| Required task |
Repeat every record below exactly, leaving out the pictures.
------ Records for the exercise
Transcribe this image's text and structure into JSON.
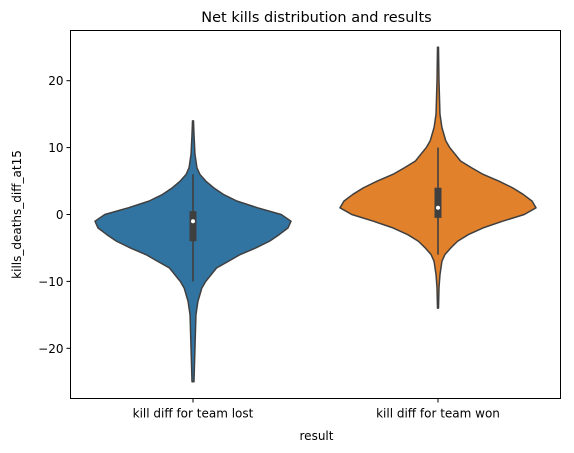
{
  "chart_data": {
    "type": "violin",
    "title": "Net kills distribution and results",
    "xlabel": "result",
    "ylabel": "kills_deaths_diff_at15",
    "categories": [
      "kill diff for team lost",
      "kill diff for team won"
    ],
    "ylim": [
      -27.5,
      27.5
    ],
    "yticks": [
      -20,
      -10,
      0,
      10,
      20
    ],
    "ytick_labels": [
      "−20",
      "−10",
      "0",
      "10",
      "20"
    ],
    "grid": false,
    "series": [
      {
        "color": "#3274a1",
        "min": -25,
        "q1": -4,
        "median": -1,
        "q3": 0.5,
        "max": 14,
        "whisker_low": -10,
        "whisker_high": 6,
        "density": [
          [
            -25,
            0.01
          ],
          [
            -20,
            0.02
          ],
          [
            -15,
            0.03
          ],
          [
            -13,
            0.05
          ],
          [
            -11,
            0.09
          ],
          [
            -10,
            0.13
          ],
          [
            -8,
            0.24
          ],
          [
            -7,
            0.36
          ],
          [
            -6,
            0.48
          ],
          [
            -5,
            0.64
          ],
          [
            -4,
            0.78
          ],
          [
            -3,
            0.88
          ],
          [
            -2,
            0.97
          ],
          [
            -1,
            1.0
          ],
          [
            0,
            0.9
          ],
          [
            1,
            0.66
          ],
          [
            2,
            0.45
          ],
          [
            3,
            0.31
          ],
          [
            4,
            0.21
          ],
          [
            5,
            0.13
          ],
          [
            6,
            0.07
          ],
          [
            7,
            0.04
          ],
          [
            9,
            0.02
          ],
          [
            12,
            0.01
          ],
          [
            14,
            0.005
          ]
        ]
      },
      {
        "color": "#e1812c",
        "min": -14,
        "q1": -0.5,
        "median": 1,
        "q3": 4,
        "max": 25,
        "whisker_low": -6,
        "whisker_high": 10,
        "density": [
          [
            -14,
            0.005
          ],
          [
            -11,
            0.01
          ],
          [
            -9,
            0.02
          ],
          [
            -7,
            0.04
          ],
          [
            -6,
            0.07
          ],
          [
            -5,
            0.13
          ],
          [
            -4,
            0.2
          ],
          [
            -3,
            0.31
          ],
          [
            -2,
            0.46
          ],
          [
            -1,
            0.66
          ],
          [
            0,
            0.88
          ],
          [
            1,
            1.0
          ],
          [
            2,
            0.96
          ],
          [
            3,
            0.87
          ],
          [
            4,
            0.76
          ],
          [
            5,
            0.62
          ],
          [
            6,
            0.46
          ],
          [
            7,
            0.34
          ],
          [
            8,
            0.23
          ],
          [
            10,
            0.12
          ],
          [
            11,
            0.08
          ],
          [
            13,
            0.04
          ],
          [
            15,
            0.02
          ],
          [
            20,
            0.01
          ],
          [
            25,
            0.005
          ]
        ]
      }
    ]
  }
}
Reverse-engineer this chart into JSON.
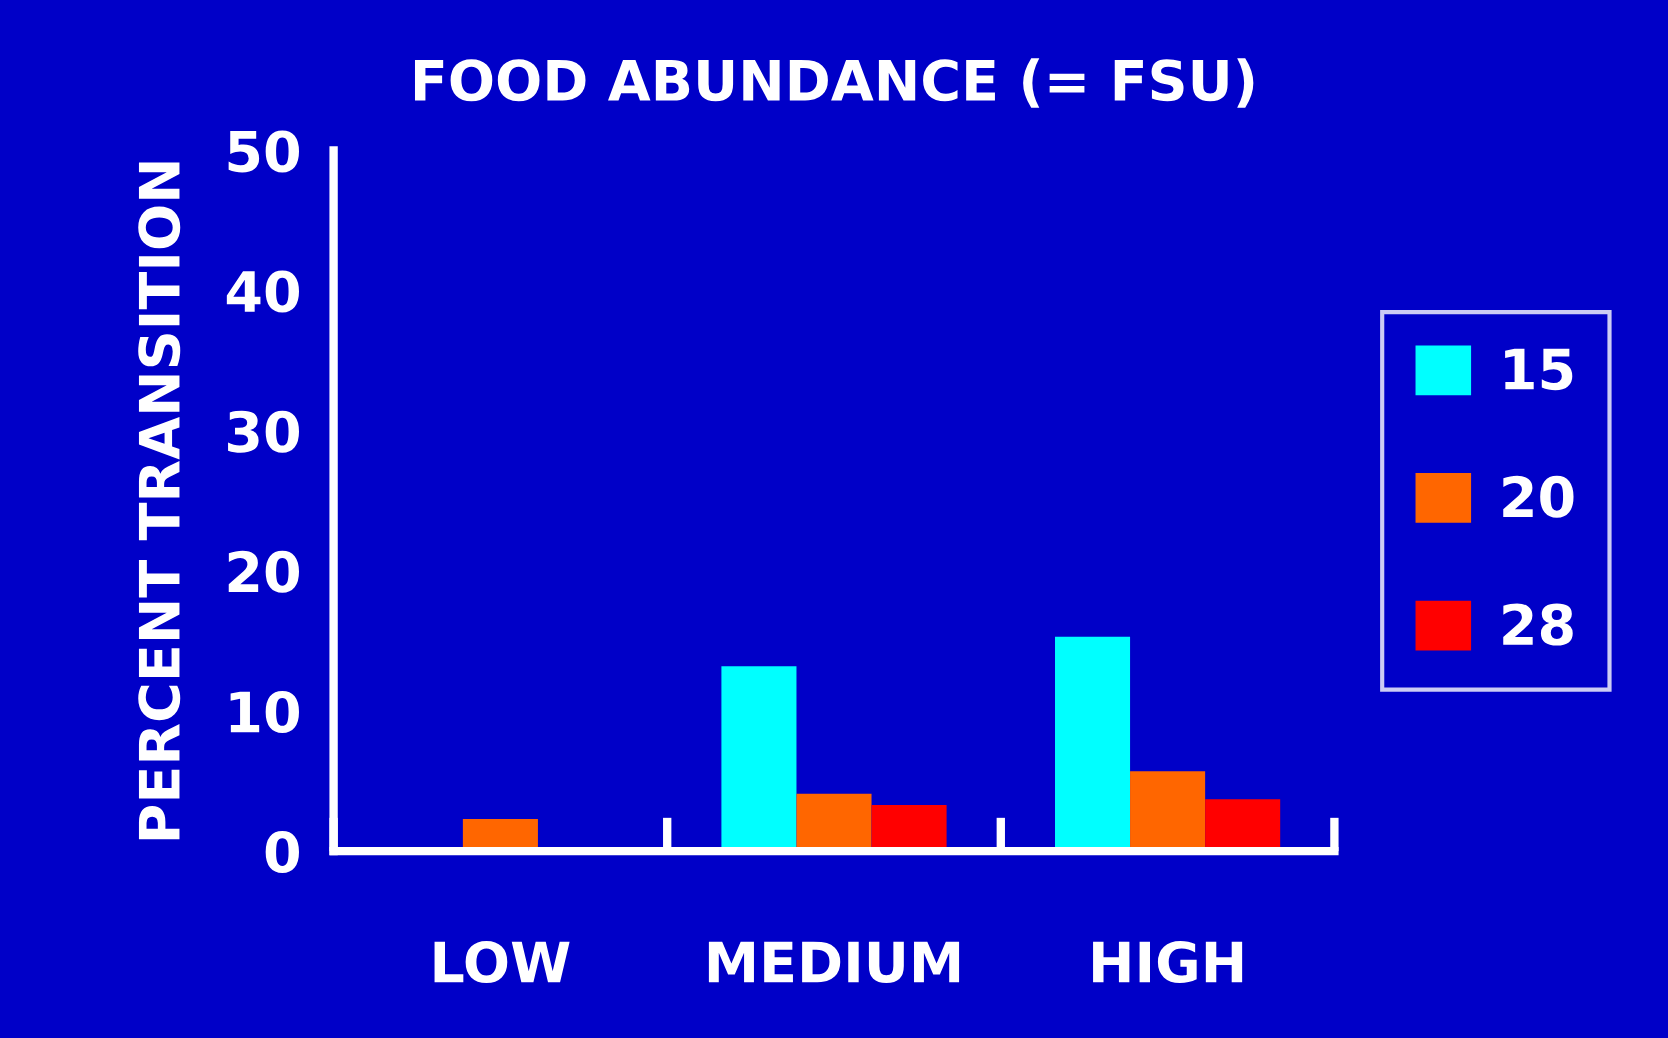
{
  "chart_data": {
    "type": "bar",
    "title": "FOOD ABUNDANCE (= FSU)",
    "ylabel": "PERCENT TRANSITION",
    "categories": [
      "LOW",
      "MEDIUM",
      "HIGH"
    ],
    "series": [
      {
        "name": "15",
        "color": "#00ffff",
        "values": [
          0,
          13.2,
          15.3
        ]
      },
      {
        "name": "20",
        "color": "#ff6600",
        "values": [
          2.3,
          4.1,
          5.7
        ]
      },
      {
        "name": "28",
        "color": "#ff0000",
        "values": [
          0,
          3.3,
          3.7
        ]
      }
    ],
    "ylim": [
      0,
      50
    ],
    "yticks": [
      0,
      10,
      20,
      30,
      40,
      50
    ],
    "grid": false,
    "legend": "right"
  }
}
------------
| Response to this task |
Transcribe this image's text and structure into JSON.
{
  "chart_data": {
    "type": "violin",
    "title": "Net kills distribution and results",
    "xlabel": "result",
    "ylabel": "kills_deaths_diff_at15",
    "categories": [
      "kill diff for team lost",
      "kill diff for team won"
    ],
    "ylim": [
      -27.5,
      27.5
    ],
    "yticks": [
      -20,
      -10,
      0,
      10,
      20
    ],
    "ytick_labels": [
      "−20",
      "−10",
      "0",
      "10",
      "20"
    ],
    "grid": false,
    "series": [
      {
        "color": "#3274a1",
        "min": -25,
        "q1": -4,
        "median": -1,
        "q3": 0.5,
        "max": 14,
        "whisker_low": -10,
        "whisker_high": 6,
        "density": [
          [
            -25,
            0.01
          ],
          [
            -20,
            0.02
          ],
          [
            -15,
            0.03
          ],
          [
            -13,
            0.05
          ],
          [
            -11,
            0.09
          ],
          [
            -10,
            0.13
          ],
          [
            -8,
            0.24
          ],
          [
            -7,
            0.36
          ],
          [
            -6,
            0.48
          ],
          [
            -5,
            0.64
          ],
          [
            -4,
            0.78
          ],
          [
            -3,
            0.88
          ],
          [
            -2,
            0.97
          ],
          [
            -1,
            1.0
          ],
          [
            0,
            0.9
          ],
          [
            1,
            0.66
          ],
          [
            2,
            0.45
          ],
          [
            3,
            0.31
          ],
          [
            4,
            0.21
          ],
          [
            5,
            0.13
          ],
          [
            6,
            0.07
          ],
          [
            7,
            0.04
          ],
          [
            9,
            0.02
          ],
          [
            12,
            0.01
          ],
          [
            14,
            0.005
          ]
        ]
      },
      {
        "color": "#e1812c",
        "min": -14,
        "q1": -0.5,
        "median": 1,
        "q3": 4,
        "max": 25,
        "whisker_low": -6,
        "whisker_high": 10,
        "density": [
          [
            -14,
            0.005
          ],
          [
            -11,
            0.01
          ],
          [
            -9,
            0.02
          ],
          [
            -7,
            0.04
          ],
          [
            -6,
            0.07
          ],
          [
            -5,
            0.13
          ],
          [
            -4,
            0.2
          ],
          [
            -3,
            0.31
          ],
          [
            -2,
            0.46
          ],
          [
            -1,
            0.66
          ],
          [
            0,
            0.88
          ],
          [
            1,
            1.0
          ],
          [
            2,
            0.96
          ],
          [
            3,
            0.87
          ],
          [
            4,
            0.76
          ],
          [
            5,
            0.62
          ],
          [
            6,
            0.46
          ],
          [
            7,
            0.34
          ],
          [
            8,
            0.23
          ],
          [
            10,
            0.12
          ],
          [
            11,
            0.08
          ],
          [
            13,
            0.04
          ],
          [
            15,
            0.02
          ],
          [
            20,
            0.01
          ],
          [
            25,
            0.005
          ]
        ]
      }
    ]
  }
}
Reverse-engineer this chart into JSON.
{
  "chart_data": {
    "type": "bar",
    "title": "FOOD ABUNDANCE (= FSU)",
    "ylabel": "PERCENT TRANSITION",
    "categories": [
      "LOW",
      "MEDIUM",
      "HIGH"
    ],
    "series": [
      {
        "name": "15",
        "color": "#00ffff",
        "values": [
          0,
          13.2,
          15.3
        ]
      },
      {
        "name": "20",
        "color": "#ff6600",
        "values": [
          2.3,
          4.1,
          5.7
        ]
      },
      {
        "name": "28",
        "color": "#ff0000",
        "values": [
          0,
          3.3,
          3.7
        ]
      }
    ],
    "ylim": [
      0,
      50
    ],
    "yticks": [
      0,
      10,
      20,
      30,
      40,
      50
    ],
    "grid": false,
    "legend": "right"
  }
}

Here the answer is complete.